BRIEF: The data below needs to be returned exactly, line for line.

SUPPLIED RECORDS:

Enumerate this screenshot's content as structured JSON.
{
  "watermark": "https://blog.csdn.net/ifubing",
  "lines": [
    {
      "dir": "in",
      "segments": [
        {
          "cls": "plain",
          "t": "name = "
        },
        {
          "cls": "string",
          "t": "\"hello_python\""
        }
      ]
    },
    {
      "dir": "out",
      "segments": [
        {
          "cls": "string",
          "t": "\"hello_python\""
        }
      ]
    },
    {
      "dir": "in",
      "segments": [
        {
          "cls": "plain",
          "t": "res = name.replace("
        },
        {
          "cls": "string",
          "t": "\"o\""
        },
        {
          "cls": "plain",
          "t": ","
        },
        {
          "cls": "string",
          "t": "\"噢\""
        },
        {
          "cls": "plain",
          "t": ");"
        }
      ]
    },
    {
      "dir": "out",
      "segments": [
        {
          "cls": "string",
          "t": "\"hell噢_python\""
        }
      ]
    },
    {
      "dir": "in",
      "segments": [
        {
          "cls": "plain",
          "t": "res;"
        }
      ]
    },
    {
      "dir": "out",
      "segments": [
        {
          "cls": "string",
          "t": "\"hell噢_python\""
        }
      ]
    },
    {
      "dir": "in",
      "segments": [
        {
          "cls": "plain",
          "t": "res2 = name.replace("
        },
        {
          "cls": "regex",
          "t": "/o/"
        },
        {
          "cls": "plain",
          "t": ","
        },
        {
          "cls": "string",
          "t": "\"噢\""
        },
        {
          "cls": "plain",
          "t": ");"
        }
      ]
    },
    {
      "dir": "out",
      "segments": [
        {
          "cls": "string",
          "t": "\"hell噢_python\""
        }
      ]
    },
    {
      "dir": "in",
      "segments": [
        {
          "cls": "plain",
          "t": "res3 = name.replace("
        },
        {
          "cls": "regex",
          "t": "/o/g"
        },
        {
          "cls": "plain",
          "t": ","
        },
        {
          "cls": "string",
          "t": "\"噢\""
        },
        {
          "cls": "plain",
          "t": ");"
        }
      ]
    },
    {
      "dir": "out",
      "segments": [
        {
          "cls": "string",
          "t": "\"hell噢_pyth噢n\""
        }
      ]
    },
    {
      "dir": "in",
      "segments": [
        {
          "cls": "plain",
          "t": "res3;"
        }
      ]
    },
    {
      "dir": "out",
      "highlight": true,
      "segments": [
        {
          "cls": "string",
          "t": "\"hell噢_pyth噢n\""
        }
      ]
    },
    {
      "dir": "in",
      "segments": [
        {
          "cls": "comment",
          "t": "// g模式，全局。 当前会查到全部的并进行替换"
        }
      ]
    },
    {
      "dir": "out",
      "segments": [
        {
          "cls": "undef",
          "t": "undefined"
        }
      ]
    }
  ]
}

FULL OUTPUT:
Enumerate this screenshot's content as structured JSON.
{
  "watermark": "https://blog.csdn.net/ifubing",
  "lines": [
    {
      "dir": "in",
      "segments": [
        {
          "cls": "plain",
          "t": "name = "
        },
        {
          "cls": "string",
          "t": "\"hello_python\""
        }
      ]
    },
    {
      "dir": "out",
      "segments": [
        {
          "cls": "string",
          "t": "\"hello_python\""
        }
      ]
    },
    {
      "dir": "in",
      "segments": [
        {
          "cls": "plain",
          "t": "res = name.replace("
        },
        {
          "cls": "string",
          "t": "\"o\""
        },
        {
          "cls": "plain",
          "t": ","
        },
        {
          "cls": "string",
          "t": "\"噢\""
        },
        {
          "cls": "plain",
          "t": ");"
        }
      ]
    },
    {
      "dir": "out",
      "segments": [
        {
          "cls": "string",
          "t": "\"hell噢_python\""
        }
      ]
    },
    {
      "dir": "in",
      "segments": [
        {
          "cls": "plain",
          "t": "res;"
        }
      ]
    },
    {
      "dir": "out",
      "segments": [
        {
          "cls": "string",
          "t": "\"hell噢_python\""
        }
      ]
    },
    {
      "dir": "in",
      "segments": [
        {
          "cls": "plain",
          "t": "res2 = name.replace("
        },
        {
          "cls": "regex",
          "t": "/o/"
        },
        {
          "cls": "plain",
          "t": ","
        },
        {
          "cls": "string",
          "t": "\"噢\""
        },
        {
          "cls": "plain",
          "t": ");"
        }
      ]
    },
    {
      "dir": "out",
      "segments": [
        {
          "cls": "string",
          "t": "\"hell噢_python\""
        }
      ]
    },
    {
      "dir": "in",
      "segments": [
        {
          "cls": "plain",
          "t": "res3 = name.replace("
        },
        {
          "cls": "regex",
          "t": "/o/g"
        },
        {
          "cls": "plain",
          "t": ","
        },
        {
          "cls": "string",
          "t": "\"噢\""
        },
        {
          "cls": "plain",
          "t": ");"
        }
      ]
    },
    {
      "dir": "out",
      "segments": [
        {
          "cls": "string",
          "t": "\"hell噢_pyth噢n\""
        }
      ]
    },
    {
      "dir": "in",
      "segments": [
        {
          "cls": "plain",
          "t": "res3;"
        }
      ]
    },
    {
      "dir": "out",
      "highlight": true,
      "segments": [
        {
          "cls": "string",
          "t": "\"hell噢_pyth噢n\""
        }
      ]
    },
    {
      "dir": "in",
      "segments": [
        {
          "cls": "comment",
          "t": "// g模式，全局。 当前会查到全部的并进行替换"
        }
      ]
    },
    {
      "dir": "out",
      "segments": [
        {
          "cls": "undef",
          "t": "undefined"
        }
      ]
    }
  ]
}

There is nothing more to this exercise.